[Stored data]

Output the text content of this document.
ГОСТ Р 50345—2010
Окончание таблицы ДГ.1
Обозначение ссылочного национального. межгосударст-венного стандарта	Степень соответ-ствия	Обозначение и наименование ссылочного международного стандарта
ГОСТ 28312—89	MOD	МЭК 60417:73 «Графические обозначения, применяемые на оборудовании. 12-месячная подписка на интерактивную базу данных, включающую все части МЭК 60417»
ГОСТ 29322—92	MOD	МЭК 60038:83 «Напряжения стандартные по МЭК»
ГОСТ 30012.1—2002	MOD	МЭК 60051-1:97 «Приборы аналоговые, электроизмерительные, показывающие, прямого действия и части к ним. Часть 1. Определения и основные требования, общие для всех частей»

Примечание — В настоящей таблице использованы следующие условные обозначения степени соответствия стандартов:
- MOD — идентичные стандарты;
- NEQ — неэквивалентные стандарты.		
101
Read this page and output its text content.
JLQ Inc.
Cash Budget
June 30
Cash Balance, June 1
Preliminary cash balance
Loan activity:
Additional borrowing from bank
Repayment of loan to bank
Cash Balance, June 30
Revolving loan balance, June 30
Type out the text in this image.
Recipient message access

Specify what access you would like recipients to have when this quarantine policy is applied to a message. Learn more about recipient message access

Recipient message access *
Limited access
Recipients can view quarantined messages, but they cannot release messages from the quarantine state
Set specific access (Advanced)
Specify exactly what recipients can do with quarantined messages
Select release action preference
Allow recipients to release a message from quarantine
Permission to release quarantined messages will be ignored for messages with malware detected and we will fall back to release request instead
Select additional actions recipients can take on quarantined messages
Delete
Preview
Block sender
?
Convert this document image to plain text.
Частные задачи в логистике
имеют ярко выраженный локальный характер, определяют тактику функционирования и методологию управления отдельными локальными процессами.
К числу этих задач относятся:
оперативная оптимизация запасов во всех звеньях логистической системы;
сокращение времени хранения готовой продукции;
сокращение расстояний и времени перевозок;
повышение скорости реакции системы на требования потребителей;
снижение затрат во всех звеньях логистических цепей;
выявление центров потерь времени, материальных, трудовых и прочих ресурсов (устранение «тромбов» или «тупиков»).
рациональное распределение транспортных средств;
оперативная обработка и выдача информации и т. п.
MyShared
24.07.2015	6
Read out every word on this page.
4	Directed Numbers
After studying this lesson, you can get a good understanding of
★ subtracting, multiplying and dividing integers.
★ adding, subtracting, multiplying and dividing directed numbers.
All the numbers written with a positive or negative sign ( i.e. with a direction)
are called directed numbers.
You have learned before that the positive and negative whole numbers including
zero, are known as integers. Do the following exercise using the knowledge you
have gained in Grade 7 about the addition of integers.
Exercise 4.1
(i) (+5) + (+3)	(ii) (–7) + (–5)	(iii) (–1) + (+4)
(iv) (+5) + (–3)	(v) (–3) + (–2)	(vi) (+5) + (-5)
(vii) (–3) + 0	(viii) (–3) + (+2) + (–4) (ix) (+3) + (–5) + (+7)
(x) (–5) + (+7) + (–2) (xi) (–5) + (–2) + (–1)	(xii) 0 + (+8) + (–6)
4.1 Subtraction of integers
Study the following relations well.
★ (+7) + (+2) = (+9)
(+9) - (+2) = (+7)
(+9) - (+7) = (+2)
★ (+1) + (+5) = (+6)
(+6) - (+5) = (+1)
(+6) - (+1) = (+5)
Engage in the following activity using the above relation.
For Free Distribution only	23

### TASK INSTRUCTIONS
Read through the data and copy every line where "Specify" shows up.

### WORKED ANSWER
Specify what access you would like recipients to have when this quarantine policy is applied to a message. Learn more about recipient message access
Specify exactly what recipients can do with quarantined messages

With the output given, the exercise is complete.